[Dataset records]
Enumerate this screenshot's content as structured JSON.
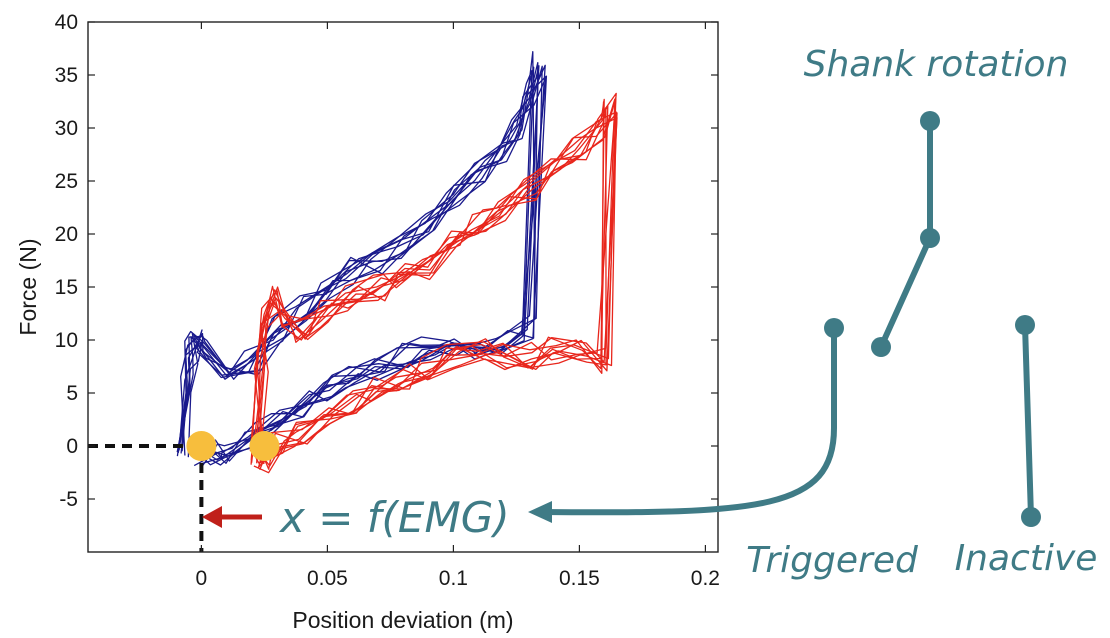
{
  "chart_data": {
    "type": "line",
    "title": "",
    "xlabel": "Position deviation (m)",
    "ylabel": "Force (N)",
    "xlim": [
      -0.045,
      0.205
    ],
    "ylim": [
      -10,
      40
    ],
    "x_ticks": [
      0,
      0.05,
      0.1,
      0.15,
      0.2
    ],
    "x_tick_labels": [
      "0",
      "0.05",
      "0.1",
      "0.15",
      "0.2"
    ],
    "y_ticks": [
      -5,
      0,
      5,
      10,
      15,
      20,
      25,
      30,
      35,
      40
    ],
    "y_tick_labels": [
      "-5",
      "0",
      "5",
      "10",
      "15",
      "20",
      "25",
      "30",
      "35",
      "40"
    ],
    "grid": false,
    "series": [
      {
        "name": "blue-trials",
        "color": "#1a1a8c",
        "x": [
          -0.008,
          -0.006,
          -0.004,
          -0.002,
          0.0,
          0.01,
          0.02,
          0.03,
          0.04,
          0.05,
          0.06,
          0.07,
          0.08,
          0.09,
          0.1,
          0.11,
          0.12,
          0.125,
          0.13,
          0.134,
          0.13,
          0.12,
          0.11,
          0.1,
          0.09,
          0.08,
          0.07,
          0.06,
          0.05,
          0.04,
          0.03,
          0.02,
          0.01,
          0.005,
          0.0
        ],
        "y": [
          0,
          6,
          9,
          10,
          9,
          7,
          8,
          11,
          13,
          15,
          16.5,
          17.5,
          19,
          21,
          24,
          26,
          28,
          30,
          33,
          36,
          11,
          10,
          9.5,
          9,
          9,
          8.5,
          7.5,
          6.5,
          5.5,
          4,
          2.5,
          1,
          -0.5,
          -0.5,
          -1
        ]
      },
      {
        "name": "red-trials",
        "color": "#e8261c",
        "x": [
          0.022,
          0.024,
          0.026,
          0.03,
          0.035,
          0.04,
          0.05,
          0.06,
          0.07,
          0.08,
          0.09,
          0.1,
          0.11,
          0.12,
          0.13,
          0.14,
          0.15,
          0.158,
          0.162,
          0.16,
          0.15,
          0.14,
          0.13,
          0.12,
          0.11,
          0.1,
          0.09,
          0.08,
          0.07,
          0.06,
          0.05,
          0.04,
          0.03,
          0.025,
          0.023
        ],
        "y": [
          -1,
          8,
          12,
          14,
          12,
          11,
          12.5,
          14,
          15,
          16,
          17,
          19,
          21,
          22.5,
          24,
          26,
          28,
          30,
          32,
          8,
          9,
          9,
          8.5,
          8.5,
          9,
          8.5,
          7.5,
          6.5,
          5.5,
          4,
          2.5,
          1,
          0,
          -1.5,
          -1
        ]
      }
    ],
    "markers": [
      {
        "name": "blue-start",
        "x": 0.0,
        "y": 0.0,
        "color": "#f7be3d"
      },
      {
        "name": "red-start",
        "x": 0.025,
        "y": 0.0,
        "color": "#f7be3d"
      }
    ],
    "annotations": {
      "formula": "x = f(EMG)",
      "dashed_guides": {
        "x": 0.0,
        "y": 0.0
      }
    }
  },
  "diagram": {
    "labels": {
      "shank_rotation": "Shank rotation",
      "triggered": "Triggered",
      "inactive": "Inactive"
    },
    "color": "#3f7b86",
    "arrow_color": "#c0201a"
  }
}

**GIVEN TASK**
Repeat verbatim all the material, but not the pictures.

**EXERCISE RESULT**
Enumerate this screenshot's content as structured JSON.
{
  "chart_data": {
    "type": "line",
    "title": "",
    "xlabel": "Position deviation (m)",
    "ylabel": "Force (N)",
    "xlim": [
      -0.045,
      0.205
    ],
    "ylim": [
      -10,
      40
    ],
    "x_ticks": [
      0,
      0.05,
      0.1,
      0.15,
      0.2
    ],
    "x_tick_labels": [
      "0",
      "0.05",
      "0.1",
      "0.15",
      "0.2"
    ],
    "y_ticks": [
      -5,
      0,
      5,
      10,
      15,
      20,
      25,
      30,
      35,
      40
    ],
    "y_tick_labels": [
      "-5",
      "0",
      "5",
      "10",
      "15",
      "20",
      "25",
      "30",
      "35",
      "40"
    ],
    "grid": false,
    "series": [
      {
        "name": "blue-trials",
        "color": "#1a1a8c",
        "x": [
          -0.008,
          -0.006,
          -0.004,
          -0.002,
          0.0,
          0.01,
          0.02,
          0.03,
          0.04,
          0.05,
          0.06,
          0.07,
          0.08,
          0.09,
          0.1,
          0.11,
          0.12,
          0.125,
          0.13,
          0.134,
          0.13,
          0.12,
          0.11,
          0.1,
          0.09,
          0.08,
          0.07,
          0.06,
          0.05,
          0.04,
          0.03,
          0.02,
          0.01,
          0.005,
          0.0
        ],
        "y": [
          0,
          6,
          9,
          10,
          9,
          7,
          8,
          11,
          13,
          15,
          16.5,
          17.5,
          19,
          21,
          24,
          26,
          28,
          30,
          33,
          36,
          11,
          10,
          9.5,
          9,
          9,
          8.5,
          7.5,
          6.5,
          5.5,
          4,
          2.5,
          1,
          -0.5,
          -0.5,
          -1
        ]
      },
      {
        "name": "red-trials",
        "color": "#e8261c",
        "x": [
          0.022,
          0.024,
          0.026,
          0.03,
          0.035,
          0.04,
          0.05,
          0.06,
          0.07,
          0.08,
          0.09,
          0.1,
          0.11,
          0.12,
          0.13,
          0.14,
          0.15,
          0.158,
          0.162,
          0.16,
          0.15,
          0.14,
          0.13,
          0.12,
          0.11,
          0.1,
          0.09,
          0.08,
          0.07,
          0.06,
          0.05,
          0.04,
          0.03,
          0.025,
          0.023
        ],
        "y": [
          -1,
          8,
          12,
          14,
          12,
          11,
          12.5,
          14,
          15,
          16,
          17,
          19,
          21,
          22.5,
          24,
          26,
          28,
          30,
          32,
          8,
          9,
          9,
          8.5,
          8.5,
          9,
          8.5,
          7.5,
          6.5,
          5.5,
          4,
          2.5,
          1,
          0,
          -1.5,
          -1
        ]
      }
    ],
    "markers": [
      {
        "name": "blue-start",
        "x": 0.0,
        "y": 0.0,
        "color": "#f7be3d"
      },
      {
        "name": "red-start",
        "x": 0.025,
        "y": 0.0,
        "color": "#f7be3d"
      }
    ],
    "annotations": {
      "formula": "x = f(EMG)",
      "dashed_guides": {
        "x": 0.0,
        "y": 0.0
      }
    }
  },
  "diagram": {
    "labels": {
      "shank_rotation": "Shank rotation",
      "triggered": "Triggered",
      "inactive": "Inactive"
    },
    "color": "#3f7b86",
    "arrow_color": "#c0201a"
  }
}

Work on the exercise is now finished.